┌─ RECORDS TO USE

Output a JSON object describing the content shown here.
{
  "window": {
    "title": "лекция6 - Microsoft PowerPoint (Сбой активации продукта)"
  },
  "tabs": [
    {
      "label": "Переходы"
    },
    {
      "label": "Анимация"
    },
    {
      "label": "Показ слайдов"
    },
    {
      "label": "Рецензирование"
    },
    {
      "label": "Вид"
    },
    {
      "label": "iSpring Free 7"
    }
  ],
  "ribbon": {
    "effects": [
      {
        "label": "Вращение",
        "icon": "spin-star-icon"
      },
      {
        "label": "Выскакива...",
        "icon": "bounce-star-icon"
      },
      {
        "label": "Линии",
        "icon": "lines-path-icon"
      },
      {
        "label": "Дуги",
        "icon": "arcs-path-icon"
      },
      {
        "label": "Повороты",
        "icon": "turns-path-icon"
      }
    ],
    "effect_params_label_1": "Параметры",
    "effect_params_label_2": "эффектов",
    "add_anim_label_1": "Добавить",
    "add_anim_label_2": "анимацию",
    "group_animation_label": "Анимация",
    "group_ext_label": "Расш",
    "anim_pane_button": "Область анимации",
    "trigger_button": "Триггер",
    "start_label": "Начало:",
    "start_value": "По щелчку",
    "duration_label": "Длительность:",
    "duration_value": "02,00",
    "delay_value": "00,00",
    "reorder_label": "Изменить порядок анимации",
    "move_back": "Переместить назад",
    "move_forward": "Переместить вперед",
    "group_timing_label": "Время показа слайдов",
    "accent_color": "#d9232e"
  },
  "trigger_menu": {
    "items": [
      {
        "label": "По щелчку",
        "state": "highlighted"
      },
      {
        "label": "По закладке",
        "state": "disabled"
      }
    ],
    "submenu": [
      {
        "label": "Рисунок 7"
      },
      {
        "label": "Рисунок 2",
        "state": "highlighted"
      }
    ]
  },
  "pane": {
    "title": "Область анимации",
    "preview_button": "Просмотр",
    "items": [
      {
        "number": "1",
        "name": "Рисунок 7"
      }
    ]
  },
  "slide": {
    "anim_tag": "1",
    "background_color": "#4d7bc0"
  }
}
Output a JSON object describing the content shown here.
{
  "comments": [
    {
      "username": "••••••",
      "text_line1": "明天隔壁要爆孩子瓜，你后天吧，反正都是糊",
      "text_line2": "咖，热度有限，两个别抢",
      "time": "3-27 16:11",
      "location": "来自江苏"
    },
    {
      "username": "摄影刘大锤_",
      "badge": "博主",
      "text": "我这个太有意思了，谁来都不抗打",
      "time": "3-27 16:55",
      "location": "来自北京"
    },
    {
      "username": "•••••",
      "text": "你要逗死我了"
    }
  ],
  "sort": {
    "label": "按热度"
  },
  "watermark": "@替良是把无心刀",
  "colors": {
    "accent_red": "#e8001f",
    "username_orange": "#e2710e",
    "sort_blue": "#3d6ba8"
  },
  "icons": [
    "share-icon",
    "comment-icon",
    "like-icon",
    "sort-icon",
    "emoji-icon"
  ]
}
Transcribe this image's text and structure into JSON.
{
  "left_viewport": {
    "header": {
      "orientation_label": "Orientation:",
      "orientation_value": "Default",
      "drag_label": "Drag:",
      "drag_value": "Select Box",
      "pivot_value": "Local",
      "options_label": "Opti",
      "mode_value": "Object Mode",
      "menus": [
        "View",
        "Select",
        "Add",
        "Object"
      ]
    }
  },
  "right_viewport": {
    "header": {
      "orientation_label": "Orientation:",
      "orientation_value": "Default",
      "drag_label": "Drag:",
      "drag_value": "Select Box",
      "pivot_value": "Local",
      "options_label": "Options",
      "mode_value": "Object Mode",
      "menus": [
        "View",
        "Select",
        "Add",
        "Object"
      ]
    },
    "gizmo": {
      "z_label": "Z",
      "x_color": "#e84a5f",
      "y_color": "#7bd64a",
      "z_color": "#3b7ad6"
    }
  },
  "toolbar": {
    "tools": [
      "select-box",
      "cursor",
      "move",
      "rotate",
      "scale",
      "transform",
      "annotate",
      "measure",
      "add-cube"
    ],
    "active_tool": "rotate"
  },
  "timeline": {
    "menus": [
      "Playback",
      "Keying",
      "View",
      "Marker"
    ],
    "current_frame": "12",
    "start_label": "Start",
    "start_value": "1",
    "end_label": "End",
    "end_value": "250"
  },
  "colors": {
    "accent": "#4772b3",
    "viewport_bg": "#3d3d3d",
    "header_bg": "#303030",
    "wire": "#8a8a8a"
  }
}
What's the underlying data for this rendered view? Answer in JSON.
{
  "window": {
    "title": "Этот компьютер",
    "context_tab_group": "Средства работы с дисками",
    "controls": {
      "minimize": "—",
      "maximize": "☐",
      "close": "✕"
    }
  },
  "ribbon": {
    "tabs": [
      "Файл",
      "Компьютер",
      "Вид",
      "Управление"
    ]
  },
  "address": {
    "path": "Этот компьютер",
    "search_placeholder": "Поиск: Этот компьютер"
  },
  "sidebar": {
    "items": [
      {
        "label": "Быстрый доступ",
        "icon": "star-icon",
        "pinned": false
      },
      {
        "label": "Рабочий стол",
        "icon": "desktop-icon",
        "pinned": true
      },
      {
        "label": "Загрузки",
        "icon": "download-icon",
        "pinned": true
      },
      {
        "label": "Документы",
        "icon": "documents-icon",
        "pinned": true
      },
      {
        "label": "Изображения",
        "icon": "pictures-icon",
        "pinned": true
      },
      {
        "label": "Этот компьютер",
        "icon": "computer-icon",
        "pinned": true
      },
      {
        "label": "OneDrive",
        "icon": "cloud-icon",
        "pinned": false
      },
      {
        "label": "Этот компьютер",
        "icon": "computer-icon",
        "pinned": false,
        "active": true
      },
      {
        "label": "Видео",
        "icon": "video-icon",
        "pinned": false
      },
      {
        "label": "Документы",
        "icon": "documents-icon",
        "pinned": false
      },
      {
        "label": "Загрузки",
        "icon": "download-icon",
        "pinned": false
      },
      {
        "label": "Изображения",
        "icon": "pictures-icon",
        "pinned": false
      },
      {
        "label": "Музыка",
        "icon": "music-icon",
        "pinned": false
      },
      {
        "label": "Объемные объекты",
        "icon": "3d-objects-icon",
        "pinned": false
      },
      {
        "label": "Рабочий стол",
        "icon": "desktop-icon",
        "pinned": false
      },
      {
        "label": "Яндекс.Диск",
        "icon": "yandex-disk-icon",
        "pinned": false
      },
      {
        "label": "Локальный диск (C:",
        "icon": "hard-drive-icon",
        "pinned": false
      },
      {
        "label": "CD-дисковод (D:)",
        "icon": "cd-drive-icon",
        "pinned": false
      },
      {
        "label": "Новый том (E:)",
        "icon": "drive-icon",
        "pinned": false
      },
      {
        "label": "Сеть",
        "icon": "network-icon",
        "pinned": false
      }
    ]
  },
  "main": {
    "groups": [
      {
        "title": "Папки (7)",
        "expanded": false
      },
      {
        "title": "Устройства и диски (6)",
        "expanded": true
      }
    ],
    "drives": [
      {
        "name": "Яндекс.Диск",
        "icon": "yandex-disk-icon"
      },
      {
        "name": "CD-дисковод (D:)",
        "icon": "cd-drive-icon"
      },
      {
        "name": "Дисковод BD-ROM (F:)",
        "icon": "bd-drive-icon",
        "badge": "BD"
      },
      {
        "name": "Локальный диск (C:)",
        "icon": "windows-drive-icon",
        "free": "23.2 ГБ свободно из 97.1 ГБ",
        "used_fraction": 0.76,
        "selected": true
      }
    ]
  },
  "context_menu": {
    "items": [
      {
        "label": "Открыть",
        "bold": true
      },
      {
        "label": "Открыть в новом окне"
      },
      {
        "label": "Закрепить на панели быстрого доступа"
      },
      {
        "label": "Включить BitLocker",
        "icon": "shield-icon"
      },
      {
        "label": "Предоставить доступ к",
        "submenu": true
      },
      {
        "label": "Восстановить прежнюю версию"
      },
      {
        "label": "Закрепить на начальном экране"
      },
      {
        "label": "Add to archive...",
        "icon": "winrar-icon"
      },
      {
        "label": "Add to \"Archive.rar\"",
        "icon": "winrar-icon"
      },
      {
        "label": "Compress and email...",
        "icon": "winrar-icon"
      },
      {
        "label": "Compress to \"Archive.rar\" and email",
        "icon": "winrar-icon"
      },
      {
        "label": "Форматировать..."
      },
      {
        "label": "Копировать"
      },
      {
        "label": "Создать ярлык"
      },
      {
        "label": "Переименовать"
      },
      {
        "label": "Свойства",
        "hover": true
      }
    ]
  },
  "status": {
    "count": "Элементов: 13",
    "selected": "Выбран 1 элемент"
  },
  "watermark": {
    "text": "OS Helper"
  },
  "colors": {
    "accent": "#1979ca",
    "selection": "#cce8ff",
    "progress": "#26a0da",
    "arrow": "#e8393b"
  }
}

└─

EXERCISE GOAL
Using the records above, list each line that includes "path".

COMPLETE RESPONSE
        "icon": "lines-path-icon"
        "icon": "arcs-path-icon"
        "icon": "turns-path-icon"
    "path": "Этот компьютер",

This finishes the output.